> [Supplied records]:
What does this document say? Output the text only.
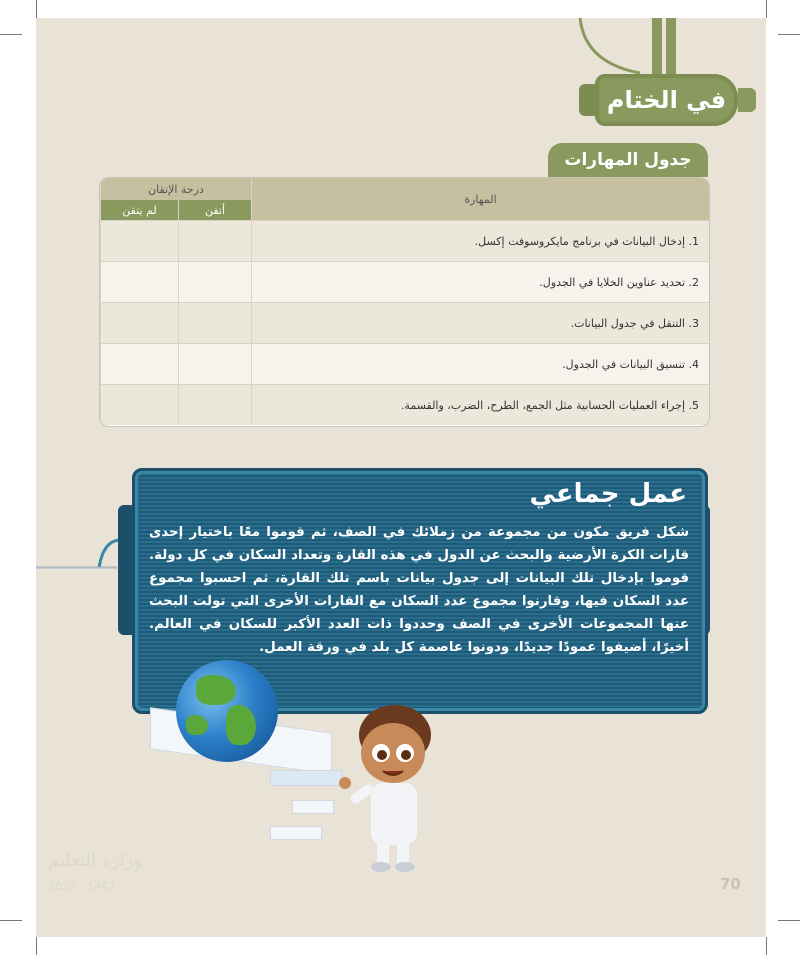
في الختام
جدول المهارات
المهارة	درجة الإتقان	
	أتقن	لم يتقن
1. إدخال البيانات في برنامج مايكروسوفت إكسل.		
2. تحديد عناوين الخلايا في الجدول.		
3. التنقل في جدول البيانات.		
4. تنسيق البيانات في الجدول.		
5. إجراء العمليات الحسابية مثل الجمع، الطرح، الضرب، والقسمة.		
عمل جماعي
شكل فريق مكون من مجموعة من زملائك في الصف، ثم قوموا معًا باختيار إحدى قارات الكرة الأرضية والبحث عن الدول في هذه القارة وتعداد السكان في كل دولة. قوموا بإدخال تلك البيانات إلى جدول بيانات باسم تلك القارة، ثم احسبوا مجموع عدد السكان فيها، وقارنوا مجموع عدد السكان مع القارات الأخرى التي تولت البحث عنها المجموعات الأخرى في الصف وحددوا ذات العدد الأكبر للسكان في العالم. أخيرًا، أضيفوا عمودًا جديدًا، ودونوا عاصمة كل بلد في ورقة العمل.
وزارة التعليم
2020 - 1442	70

> [Instructions to follow]: Retype each line of the listing above word for word. Exclude the pictures.

> [Response to the task]:
What does this document say? Output the text only.
في الختام
جدول المهارات
المهارة	درجة الإتقان	
	أتقن	لم يتقن
1. إدخال البيانات في برنامج مايكروسوفت إكسل.		
2. تحديد عناوين الخلايا في الجدول.		
3. التنقل في جدول البيانات.		
4. تنسيق البيانات في الجدول.		
5. إجراء العمليات الحسابية مثل الجمع، الطرح، الضرب، والقسمة.		
عمل جماعي
شكل فريق مكون من مجموعة من زملائك في الصف، ثم قوموا معًا باختيار إحدى قارات الكرة الأرضية والبحث عن الدول في هذه القارة وتعداد السكان في كل دولة. قوموا بإدخال تلك البيانات إلى جدول بيانات باسم تلك القارة، ثم احسبوا مجموع عدد السكان فيها، وقارنوا مجموع عدد السكان مع القارات الأخرى التي تولت البحث عنها المجموعات الأخرى في الصف وحددوا ذات العدد الأكبر للسكان في العالم. أخيرًا، أضيفوا عمودًا جديدًا، ودونوا عاصمة كل بلد في ورقة العمل.
وزارة التعليم
2020 - 1442	70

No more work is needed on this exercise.